* Task goal
Can you write out the whole listing exactly?

* Extracted records
---+---
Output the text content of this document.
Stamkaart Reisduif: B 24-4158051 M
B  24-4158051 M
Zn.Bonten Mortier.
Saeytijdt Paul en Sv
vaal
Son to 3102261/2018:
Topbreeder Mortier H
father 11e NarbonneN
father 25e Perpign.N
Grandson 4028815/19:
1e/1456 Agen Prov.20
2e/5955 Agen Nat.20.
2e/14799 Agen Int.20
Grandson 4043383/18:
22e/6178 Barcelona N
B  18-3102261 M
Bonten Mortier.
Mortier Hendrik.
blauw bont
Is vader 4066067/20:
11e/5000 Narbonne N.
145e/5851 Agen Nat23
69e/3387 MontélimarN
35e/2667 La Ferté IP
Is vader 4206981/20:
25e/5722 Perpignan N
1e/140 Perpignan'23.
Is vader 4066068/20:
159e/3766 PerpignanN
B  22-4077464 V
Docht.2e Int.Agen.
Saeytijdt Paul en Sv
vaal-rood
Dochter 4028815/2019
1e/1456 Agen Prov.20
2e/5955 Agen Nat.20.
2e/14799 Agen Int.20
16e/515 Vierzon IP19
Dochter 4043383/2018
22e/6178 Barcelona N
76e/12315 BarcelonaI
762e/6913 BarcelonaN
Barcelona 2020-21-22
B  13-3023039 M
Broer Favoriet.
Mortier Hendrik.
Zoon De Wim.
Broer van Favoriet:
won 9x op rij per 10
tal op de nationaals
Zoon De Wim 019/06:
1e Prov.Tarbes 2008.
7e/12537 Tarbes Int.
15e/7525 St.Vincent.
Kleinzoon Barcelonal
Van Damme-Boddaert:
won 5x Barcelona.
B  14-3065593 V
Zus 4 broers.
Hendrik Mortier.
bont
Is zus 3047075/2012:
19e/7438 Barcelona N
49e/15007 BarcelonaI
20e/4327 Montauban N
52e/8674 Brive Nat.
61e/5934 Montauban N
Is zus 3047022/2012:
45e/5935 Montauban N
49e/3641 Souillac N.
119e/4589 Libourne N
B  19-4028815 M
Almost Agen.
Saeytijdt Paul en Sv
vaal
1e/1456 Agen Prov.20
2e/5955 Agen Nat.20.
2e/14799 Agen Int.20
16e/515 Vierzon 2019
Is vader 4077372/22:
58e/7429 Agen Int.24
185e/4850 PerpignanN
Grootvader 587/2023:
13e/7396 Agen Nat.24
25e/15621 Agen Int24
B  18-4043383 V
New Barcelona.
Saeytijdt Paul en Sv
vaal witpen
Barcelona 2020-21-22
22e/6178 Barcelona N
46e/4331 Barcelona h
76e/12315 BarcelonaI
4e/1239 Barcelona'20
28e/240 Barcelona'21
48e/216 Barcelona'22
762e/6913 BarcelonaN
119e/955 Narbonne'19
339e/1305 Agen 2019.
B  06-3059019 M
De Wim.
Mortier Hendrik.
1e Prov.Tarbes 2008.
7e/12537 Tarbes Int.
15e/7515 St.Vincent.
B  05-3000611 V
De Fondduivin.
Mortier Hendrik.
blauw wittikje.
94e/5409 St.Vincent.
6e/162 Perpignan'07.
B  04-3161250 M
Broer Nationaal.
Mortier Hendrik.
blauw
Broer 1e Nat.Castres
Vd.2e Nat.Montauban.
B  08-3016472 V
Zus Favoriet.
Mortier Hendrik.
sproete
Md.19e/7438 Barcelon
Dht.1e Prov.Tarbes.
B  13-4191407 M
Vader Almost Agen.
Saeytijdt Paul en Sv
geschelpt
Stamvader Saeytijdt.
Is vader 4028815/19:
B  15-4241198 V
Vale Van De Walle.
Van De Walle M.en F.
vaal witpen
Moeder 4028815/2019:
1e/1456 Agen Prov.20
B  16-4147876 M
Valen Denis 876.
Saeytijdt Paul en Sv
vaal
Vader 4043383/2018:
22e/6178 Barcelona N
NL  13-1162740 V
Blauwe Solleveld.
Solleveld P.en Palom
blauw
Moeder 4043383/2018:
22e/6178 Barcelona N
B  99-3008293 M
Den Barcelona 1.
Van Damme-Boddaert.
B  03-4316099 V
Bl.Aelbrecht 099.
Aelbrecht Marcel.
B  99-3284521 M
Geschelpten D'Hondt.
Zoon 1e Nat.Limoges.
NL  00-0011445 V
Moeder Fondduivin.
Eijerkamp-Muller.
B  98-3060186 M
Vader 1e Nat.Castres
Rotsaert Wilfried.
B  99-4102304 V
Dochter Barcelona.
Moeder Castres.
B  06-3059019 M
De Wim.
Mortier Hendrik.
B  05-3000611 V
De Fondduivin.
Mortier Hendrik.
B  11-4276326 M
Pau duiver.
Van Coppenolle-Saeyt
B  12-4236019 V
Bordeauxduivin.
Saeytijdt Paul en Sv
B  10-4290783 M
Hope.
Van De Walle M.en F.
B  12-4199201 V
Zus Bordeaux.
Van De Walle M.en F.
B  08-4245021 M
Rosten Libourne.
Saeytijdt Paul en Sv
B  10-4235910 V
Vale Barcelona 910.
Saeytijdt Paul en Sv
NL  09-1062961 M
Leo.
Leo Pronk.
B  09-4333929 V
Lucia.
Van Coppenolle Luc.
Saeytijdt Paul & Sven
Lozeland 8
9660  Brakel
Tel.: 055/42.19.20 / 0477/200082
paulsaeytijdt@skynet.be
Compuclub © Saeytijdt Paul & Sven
---+---
* Answer in full
Output the text content of this document.
Stamkaart Reisduif: B 24-4158051 M
B  24-4158051 M
Zn.Bonten Mortier.
Saeytijdt Paul en Sv
vaal
Son to 3102261/2018:
Topbreeder Mortier H
father 11e NarbonneN
father 25e Perpign.N
Grandson 4028815/19:
1e/1456 Agen Prov.20
2e/5955 Agen Nat.20.
2e/14799 Agen Int.20
Grandson 4043383/18:
22e/6178 Barcelona N
B  18-3102261 M
Bonten Mortier.
Mortier Hendrik.
blauw bont
Is vader 4066067/20:
11e/5000 Narbonne N.
145e/5851 Agen Nat23
69e/3387 MontélimarN
35e/2667 La Ferté IP
Is vader 4206981/20:
25e/5722 Perpignan N
1e/140 Perpignan'23.
Is vader 4066068/20:
159e/3766 PerpignanN
B  22-4077464 V
Docht.2e Int.Agen.
Saeytijdt Paul en Sv
vaal-rood
Dochter 4028815/2019
1e/1456 Agen Prov.20
2e/5955 Agen Nat.20.
2e/14799 Agen Int.20
16e/515 Vierzon IP19
Dochter 4043383/2018
22e/6178 Barcelona N
76e/12315 BarcelonaI
762e/6913 BarcelonaN
Barcelona 2020-21-22
B  13-3023039 M
Broer Favoriet.
Mortier Hendrik.
Zoon De Wim.
Broer van Favoriet:
won 9x op rij per 10
tal op de nationaals
Zoon De Wim 019/06:
1e Prov.Tarbes 2008.
7e/12537 Tarbes Int.
15e/7525 St.Vincent.
Kleinzoon Barcelonal
Van Damme-Boddaert:
won 5x Barcelona.
B  14-3065593 V
Zus 4 broers.
Hendrik Mortier.
bont
Is zus 3047075/2012:
19e/7438 Barcelona N
49e/15007 BarcelonaI
20e/4327 Montauban N
52e/8674 Brive Nat.
61e/5934 Montauban N
Is zus 3047022/2012:
45e/5935 Montauban N
49e/3641 Souillac N.
119e/4589 Libourne N
B  19-4028815 M
Almost Agen.
Saeytijdt Paul en Sv
vaal
1e/1456 Agen Prov.20
2e/5955 Agen Nat.20.
2e/14799 Agen Int.20
16e/515 Vierzon 2019
Is vader 4077372/22:
58e/7429 Agen Int.24
185e/4850 PerpignanN
Grootvader 587/2023:
13e/7396 Agen Nat.24
25e/15621 Agen Int24
B  18-4043383 V
New Barcelona.
Saeytijdt Paul en Sv
vaal witpen
Barcelona 2020-21-22
22e/6178 Barcelona N
46e/4331 Barcelona h
76e/12315 BarcelonaI
4e/1239 Barcelona'20
28e/240 Barcelona'21
48e/216 Barcelona'22
762e/6913 BarcelonaN
119e/955 Narbonne'19
339e/1305 Agen 2019.
B  06-3059019 M
De Wim.
Mortier Hendrik.
1e Prov.Tarbes 2008.
7e/12537 Tarbes Int.
15e/7515 St.Vincent.
B  05-3000611 V
De Fondduivin.
Mortier Hendrik.
blauw wittikje.
94e/5409 St.Vincent.
6e/162 Perpignan'07.
B  04-3161250 M
Broer Nationaal.
Mortier Hendrik.
blauw
Broer 1e Nat.Castres
Vd.2e Nat.Montauban.
B  08-3016472 V
Zus Favoriet.
Mortier Hendrik.
sproete
Md.19e/7438 Barcelon
Dht.1e Prov.Tarbes.
B  13-4191407 M
Vader Almost Agen.
Saeytijdt Paul en Sv
geschelpt
Stamvader Saeytijdt.
Is vader 4028815/19:
B  15-4241198 V
Vale Van De Walle.
Van De Walle M.en F.
vaal witpen
Moeder 4028815/2019:
1e/1456 Agen Prov.20
B  16-4147876 M
Valen Denis 876.
Saeytijdt Paul en Sv
vaal
Vader 4043383/2018:
22e/6178 Barcelona N
NL  13-1162740 V
Blauwe Solleveld.
Solleveld P.en Palom
blauw
Moeder 4043383/2018:
22e/6178 Barcelona N
B  99-3008293 M
Den Barcelona 1.
Van Damme-Boddaert.
B  03-4316099 V
Bl.Aelbrecht 099.
Aelbrecht Marcel.
B  99-3284521 M
Geschelpten D'Hondt.
Zoon 1e Nat.Limoges.
NL  00-0011445 V
Moeder Fondduivin.
Eijerkamp-Muller.
B  98-3060186 M
Vader 1e Nat.Castres
Rotsaert Wilfried.
B  99-4102304 V
Dochter Barcelona.
Moeder Castres.
B  06-3059019 M
De Wim.
Mortier Hendrik.
B  05-3000611 V
De Fondduivin.
Mortier Hendrik.
B  11-4276326 M
Pau duiver.
Van Coppenolle-Saeyt
B  12-4236019 V
Bordeauxduivin.
Saeytijdt Paul en Sv
B  10-4290783 M
Hope.
Van De Walle M.en F.
B  12-4199201 V
Zus Bordeaux.
Van De Walle M.en F.
B  08-4245021 M
Rosten Libourne.
Saeytijdt Paul en Sv
B  10-4235910 V
Vale Barcelona 910.
Saeytijdt Paul en Sv
NL  09-1062961 M
Leo.
Leo Pronk.
B  09-4333929 V
Lucia.
Van Coppenolle Luc.
Saeytijdt Paul & Sven
Lozeland 8
9660  Brakel
Tel.: 055/42.19.20 / 0477/200082
paulsaeytijdt@skynet.be
Compuclub © Saeytijdt Paul & Sven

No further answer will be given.